▶ **Dataset**

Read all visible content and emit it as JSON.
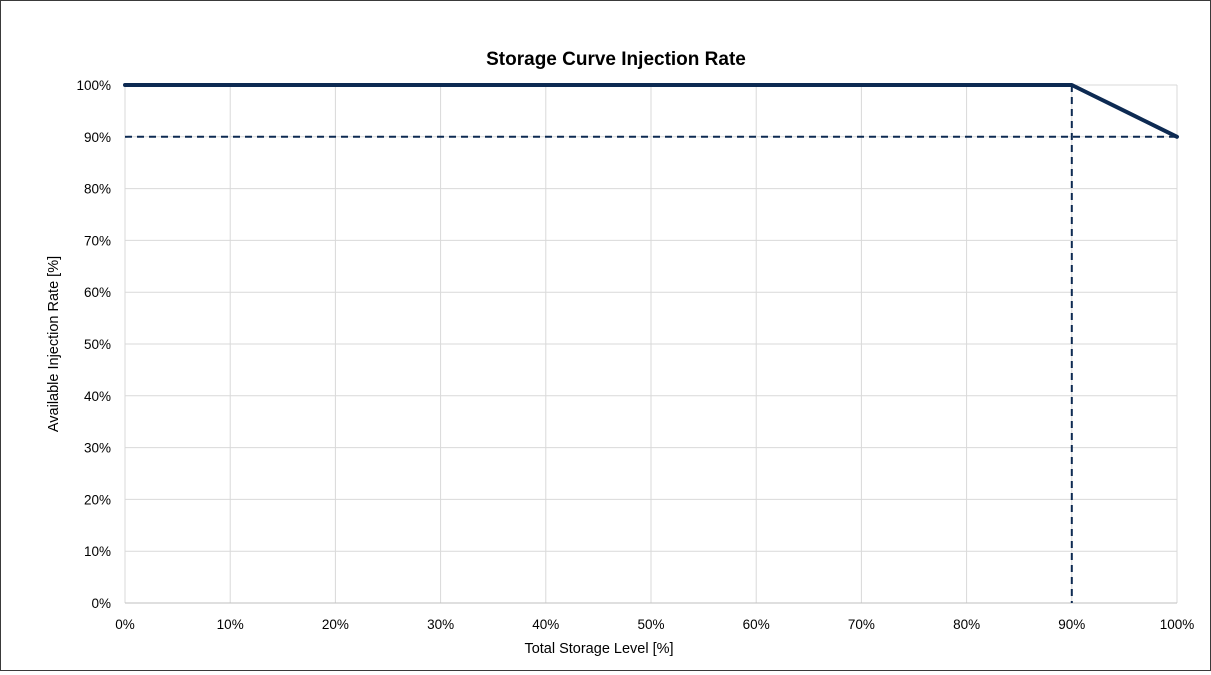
{
  "chart_data": {
    "type": "line",
    "title": "Storage Curve Injection Rate",
    "xlabel": "Total Storage Level [%]",
    "ylabel": "Available Injection Rate [%]",
    "xlim": [
      0,
      100
    ],
    "ylim": [
      0,
      100
    ],
    "grid": true,
    "x_ticks": [
      "0%",
      "10%",
      "20%",
      "30%",
      "40%",
      "50%",
      "60%",
      "70%",
      "80%",
      "90%",
      "100%"
    ],
    "y_ticks": [
      "0%",
      "10%",
      "20%",
      "30%",
      "40%",
      "50%",
      "60%",
      "70%",
      "80%",
      "90%",
      "100%"
    ],
    "series": [
      {
        "x": [
          0,
          90,
          92,
          94,
          96,
          98,
          100
        ],
        "y": [
          100,
          100,
          98,
          96,
          94,
          92,
          90
        ],
        "color": "#0d2a52"
      }
    ],
    "reference_lines": [
      {
        "orientation": "horizontal",
        "value": 90,
        "style": "dashed",
        "color": "#0d2a52"
      },
      {
        "orientation": "vertical",
        "value": 90,
        "style": "dashed",
        "color": "#0d2a52"
      }
    ],
    "colors": {
      "line": "#0d2a52",
      "grid": "#d9d9d9"
    }
  }
}
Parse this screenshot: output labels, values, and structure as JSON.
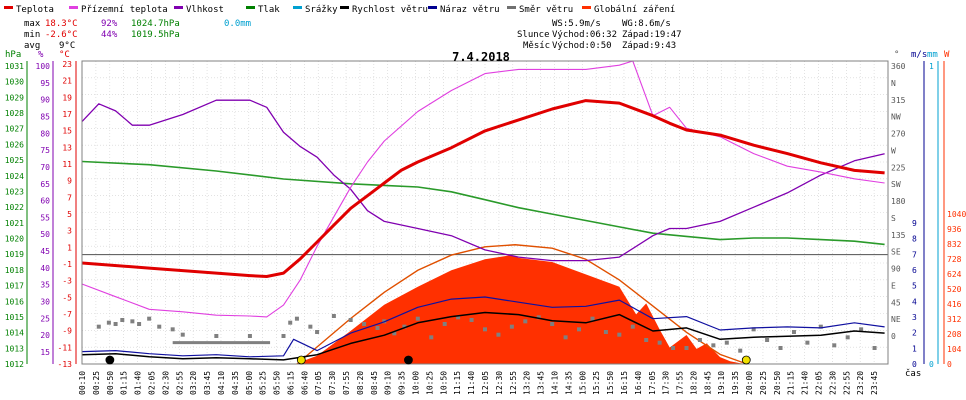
{
  "legend": [
    {
      "label": "Teplota",
      "color": "#e00000"
    },
    {
      "label": "Přízemní teplota",
      "color": "#e040e0"
    },
    {
      "label": "Vlhkost",
      "color": "#8000b0"
    },
    {
      "label": "Tlak",
      "color": "#008000"
    },
    {
      "label": "Srážky",
      "color": "#00a0d0"
    },
    {
      "label": "Rychlost větru",
      "color": "#000000"
    },
    {
      "label": "Náraz větru",
      "color": "#000090"
    },
    {
      "label": "Směr větru",
      "color": "#707070"
    },
    {
      "label": "Globální záření",
      "color": "#ff3000"
    }
  ],
  "stats": {
    "max_label": "max",
    "min_label": "min",
    "avg_label": "avg",
    "max_temp": "18.3°C",
    "max_hum": "92%",
    "max_press": "1024.7hPa",
    "max_rain": "0.0mm",
    "min_temp": "-2.6°C",
    "min_hum": "44%",
    "min_press": "1019.5hPa",
    "avg_temp": "9°C"
  },
  "wind_info": {
    "ws": "WS:5.9m/s",
    "wg": "WG:8.6m/s"
  },
  "sun_info": {
    "sun_label": "Slunce",
    "sun_rise": "Východ:06:32",
    "sun_set": "Západ:19:47",
    "moon_label": "Měsíc",
    "moon_rise": "Východ:0:50",
    "moon_set": "Západ:9:43"
  },
  "date": "7.4.2018",
  "axis_headers": {
    "hpa": "hPa",
    "pct": "%",
    "degc": "°C",
    "deg": "°",
    "ms": "m/s",
    "mm": "mm",
    "w": "W"
  },
  "x_title": "čas",
  "chart_data": {
    "type": "line",
    "title": "7.4.2018",
    "x_ticks": [
      "00:10",
      "00:25",
      "00:50",
      "01:15",
      "01:40",
      "02:05",
      "02:30",
      "02:55",
      "03:20",
      "03:45",
      "04:10",
      "04:35",
      "05:00",
      "05:25",
      "05:50",
      "06:15",
      "06:40",
      "07:05",
      "07:30",
      "07:55",
      "08:20",
      "08:45",
      "09:10",
      "09:35",
      "10:00",
      "10:25",
      "10:50",
      "11:15",
      "11:40",
      "12:05",
      "12:30",
      "12:55",
      "13:20",
      "13:45",
      "14:10",
      "14:35",
      "15:00",
      "15:25",
      "15:50",
      "16:15",
      "16:40",
      "17:05",
      "17:30",
      "17:55",
      "18:20",
      "18:45",
      "19:10",
      "19:35",
      "20:00",
      "20:25",
      "20:50",
      "21:15",
      "21:40",
      "22:05",
      "22:30",
      "22:55",
      "23:20",
      "23:45"
    ],
    "y_axes": {
      "pressure_hpa": [
        "1031",
        "1030",
        "1029",
        "1028",
        "1027",
        "1026",
        "1025",
        "1024",
        "1023",
        "1022",
        "1021",
        "1020",
        "1019",
        "1018",
        "1017",
        "1016",
        "1015",
        "1014",
        "1013",
        "1012"
      ],
      "humidity_pct": [
        "100",
        "95",
        "90",
        "85",
        "80",
        "75",
        "70",
        "65",
        "60",
        "55",
        "50",
        "45",
        "40",
        "35",
        "30",
        "25",
        "20",
        "15"
      ],
      "temperature_c": [
        "23",
        "21",
        "19",
        "17",
        "15",
        "13",
        "11",
        "9",
        "7",
        "5",
        "3",
        "1",
        "-1",
        "-3",
        "-5",
        "-7",
        "-9",
        "-11",
        "-13"
      ],
      "wind_dir": [
        "360",
        "N",
        "315",
        "NW",
        "270",
        "W",
        "225",
        "SW",
        "180",
        "S",
        "135",
        "SE",
        "90",
        "E",
        "45",
        "NE",
        "0"
      ],
      "wind_ms": [
        "9",
        "8",
        "7",
        "6",
        "5",
        "4",
        "3",
        "2",
        "1",
        "0"
      ],
      "rain_mm": [
        "1",
        "0"
      ],
      "radiation_w": [
        "1040",
        "936",
        "832",
        "728",
        "624",
        "520",
        "416",
        "312",
        "208",
        "104",
        "0"
      ]
    },
    "series": [
      {
        "name": "Teplota",
        "unit": "°C",
        "x_hours": [
          0,
          2,
          4,
          5,
          5.5,
          6,
          6.5,
          7,
          7.5,
          8,
          8.5,
          9,
          9.5,
          10,
          11,
          12,
          13,
          14,
          15,
          16,
          17,
          17.5,
          18,
          19,
          20,
          21,
          22,
          23,
          23.9
        ],
        "values": [
          -1,
          -1.6,
          -2.2,
          -2.5,
          -2.6,
          -2.2,
          -0.5,
          1.5,
          3.5,
          5.5,
          7,
          8.5,
          10,
          11,
          12.7,
          14.7,
          16,
          17.3,
          18.3,
          18,
          16.5,
          15.6,
          14.8,
          14.2,
          13,
          12,
          10.9,
          10,
          9.7
        ]
      },
      {
        "name": "Přízemní teplota",
        "unit": "°C",
        "x_hours": [
          0,
          1,
          2,
          3,
          4,
          5,
          5.5,
          6,
          6.5,
          7,
          7.5,
          8,
          8.5,
          9,
          10,
          11,
          12,
          13,
          14,
          15,
          16,
          16.4,
          17,
          17.5,
          18,
          19,
          20,
          21,
          22,
          23,
          23.9
        ],
        "values": [
          -3.5,
          -5,
          -6.5,
          -6.8,
          -7.2,
          -7.3,
          -7.4,
          -6,
          -3,
          1,
          4.5,
          8,
          11,
          13.5,
          17,
          19.5,
          21.5,
          22,
          22,
          22,
          22.5,
          23,
          16.5,
          17.5,
          15,
          14,
          12,
          10.5,
          9.8,
          9,
          8.5
        ]
      },
      {
        "name": "Vlhkost",
        "unit": "%",
        "x_hours": [
          0,
          0.5,
          1,
          1.5,
          2,
          3,
          4,
          5,
          5.5,
          6,
          6.5,
          7,
          7.5,
          8,
          8.5,
          9,
          10,
          11,
          12,
          13,
          14,
          15,
          16,
          17,
          17.5,
          18,
          19,
          20,
          21,
          22,
          23,
          23.9
        ],
        "values": [
          83,
          88,
          86,
          82,
          82,
          85,
          89,
          89,
          87,
          80,
          76,
          73,
          68,
          64,
          58,
          55,
          53,
          51,
          47,
          45,
          44,
          44,
          45,
          51,
          53,
          53,
          55,
          59,
          63,
          68,
          72,
          74
        ]
      },
      {
        "name": "Tlak",
        "unit": "hPa",
        "x_hours": [
          0,
          2,
          4,
          6,
          8,
          9,
          10,
          11,
          12,
          13,
          14,
          15,
          16,
          17,
          18,
          19,
          20,
          21,
          22,
          23,
          23.9
        ],
        "values": [
          1024.7,
          1024.5,
          1024.1,
          1023.6,
          1023.3,
          1023.2,
          1023.1,
          1022.8,
          1022.3,
          1021.8,
          1021.4,
          1021,
          1020.6,
          1020.2,
          1020,
          1019.8,
          1019.9,
          1019.9,
          1019.8,
          1019.7,
          1019.5
        ]
      },
      {
        "name": "Rychlost větru",
        "unit": "m/s",
        "x_hours": [
          0,
          1,
          2,
          3,
          4,
          5,
          6,
          7,
          8,
          9,
          10,
          11,
          12,
          13,
          14,
          15,
          16,
          17,
          18,
          19,
          20,
          21,
          22,
          23,
          23.9
        ],
        "values": [
          0.9,
          1,
          0.7,
          0.5,
          0.6,
          0.5,
          0.4,
          0.9,
          2,
          2.8,
          4,
          4.6,
          5,
          4.8,
          4.2,
          4,
          4.8,
          3.2,
          3.5,
          2.4,
          2.6,
          2.7,
          2.8,
          3.2,
          3
        ]
      },
      {
        "name": "Náraz větru",
        "unit": "m/s",
        "x_hours": [
          0,
          1,
          2,
          3,
          4,
          5,
          6,
          6.3,
          7,
          8,
          9,
          10,
          11,
          12,
          13,
          14,
          15,
          16,
          17,
          18,
          19,
          20,
          21,
          22,
          23,
          23.9
        ],
        "values": [
          1.2,
          1.3,
          1,
          0.8,
          0.9,
          0.7,
          0.8,
          2.4,
          1.3,
          3,
          4.1,
          5.5,
          6.3,
          6.5,
          6,
          5.5,
          5.6,
          6.2,
          4.4,
          4.6,
          3.3,
          3.5,
          3.6,
          3.5,
          4,
          3.6
        ]
      },
      {
        "name": "Globální záření",
        "unit": "W",
        "x_hours": [
          6.4,
          7,
          8,
          9,
          10,
          11,
          12,
          12.8,
          13,
          14,
          15,
          16,
          16.5,
          16.8,
          17.2,
          17.5,
          18,
          18.3,
          18.6,
          19,
          19.3,
          19.6,
          19.8
        ],
        "values": [
          5,
          60,
          240,
          430,
          560,
          680,
          760,
          790,
          770,
          740,
          650,
          560,
          360,
          440,
          250,
          120,
          210,
          110,
          150,
          50,
          20,
          5,
          0
        ]
      },
      {
        "name": "Teoretické záření",
        "unit": "W",
        "x_hours": [
          6.4,
          8,
          9,
          10,
          11,
          12,
          12.9,
          14,
          15,
          16,
          17,
          18,
          19,
          19.8
        ],
        "values": [
          0,
          330,
          520,
          680,
          790,
          850,
          865,
          840,
          760,
          610,
          420,
          230,
          70,
          0
        ]
      },
      {
        "name": "Směr větru",
        "unit": "°",
        "x_hours": [
          0.5,
          0.8,
          1,
          1.2,
          1.5,
          1.7,
          2,
          2.3,
          2.7,
          3,
          4,
          5,
          6,
          6.2,
          6.4,
          6.8,
          7,
          7.5,
          8,
          8.4,
          8.8,
          9,
          9.3,
          9.6,
          10,
          10.4,
          10.8,
          11.2,
          11.6,
          12,
          12.4,
          12.8,
          13.2,
          13.6,
          14,
          14.4,
          14.8,
          15.2,
          15.6,
          16,
          16.4,
          16.8,
          17.2,
          17.6,
          18,
          18.4,
          18.8,
          19.2,
          19.6,
          20,
          20.4,
          20.8,
          21.2,
          21.6,
          22,
          22.4,
          22.8,
          23.2,
          23.6
        ],
        "values": [
          140,
          155,
          150,
          165,
          160,
          150,
          170,
          140,
          130,
          110,
          105,
          105,
          105,
          155,
          170,
          140,
          120,
          180,
          165,
          150,
          135,
          160,
          115,
          140,
          170,
          100,
          150,
          175,
          165,
          130,
          110,
          140,
          160,
          175,
          150,
          100,
          130,
          170,
          120,
          110,
          140,
          90,
          80,
          60,
          60,
          90,
          70,
          80,
          50,
          130,
          90,
          60,
          120,
          80,
          140,
          70,
          100,
          130,
          60
        ]
      }
    ],
    "markers": [
      {
        "label": "sunrise",
        "x_hours": 6.53,
        "color": "#f0e000"
      },
      {
        "label": "sunset",
        "x_hours": 19.78,
        "color": "#f0e000"
      },
      {
        "label": "moonrise",
        "x_hours": 0.83,
        "color": "#000000"
      },
      {
        "label": "moonset",
        "x_hours": 9.72,
        "color": "#000000"
      }
    ]
  },
  "colors": {
    "grid": "#d0d0d0",
    "accent_red": "#e00000",
    "radiation": "#ff3000"
  }
}
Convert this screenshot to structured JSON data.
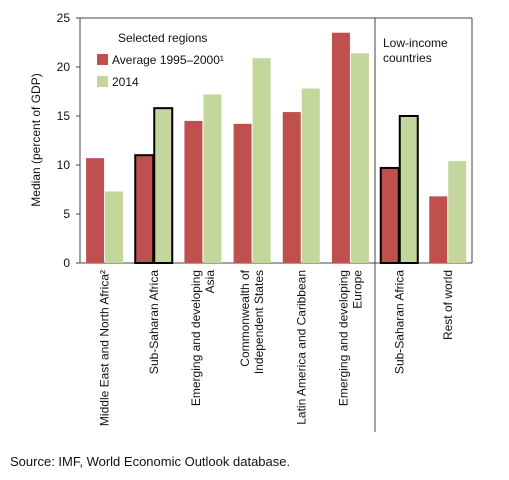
{
  "chart_data": {
    "type": "bar",
    "y_label": "Median (percent of GDP)",
    "categories": [
      [
        "Middle East and North Africa²"
      ],
      [
        "Sub-Saharan Africa"
      ],
      [
        "Emerging and developing",
        "Asia"
      ],
      [
        "Commonwealth of",
        "Independent States"
      ],
      [
        "Latin America and Caribbean"
      ],
      [
        "Emerging and developing",
        "Europe"
      ],
      [
        "Sub-Saharan Africa"
      ],
      [
        "Rest of world"
      ]
    ],
    "series": [
      {
        "name": "Average 1995–2000¹",
        "color": "#c0504d",
        "values": [
          10.7,
          11.0,
          14.5,
          14.2,
          15.4,
          23.5,
          9.7,
          6.8
        ]
      },
      {
        "name": "2014",
        "color": "#c3d69b",
        "values": [
          7.3,
          15.8,
          17.2,
          20.9,
          17.8,
          21.4,
          15.0,
          10.4
        ]
      }
    ],
    "outlined": [
      1,
      6
    ],
    "panels": [
      {
        "label": [
          "Selected regions"
        ],
        "count": 6
      },
      {
        "label": [
          "Low-income",
          "countries"
        ],
        "count": 2
      }
    ],
    "ylim": [
      0,
      25
    ],
    "yticks": [
      0,
      5,
      10,
      15,
      20,
      25
    ],
    "source": "Source: IMF, World Economic Outlook database."
  }
}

▶ **Challenge**
Gather each line holding the string "Rate".

▶ **Written answer**
    "title": "Storage Curve Injection Rate",
    "ylabel": "Available Injection Rate [%]",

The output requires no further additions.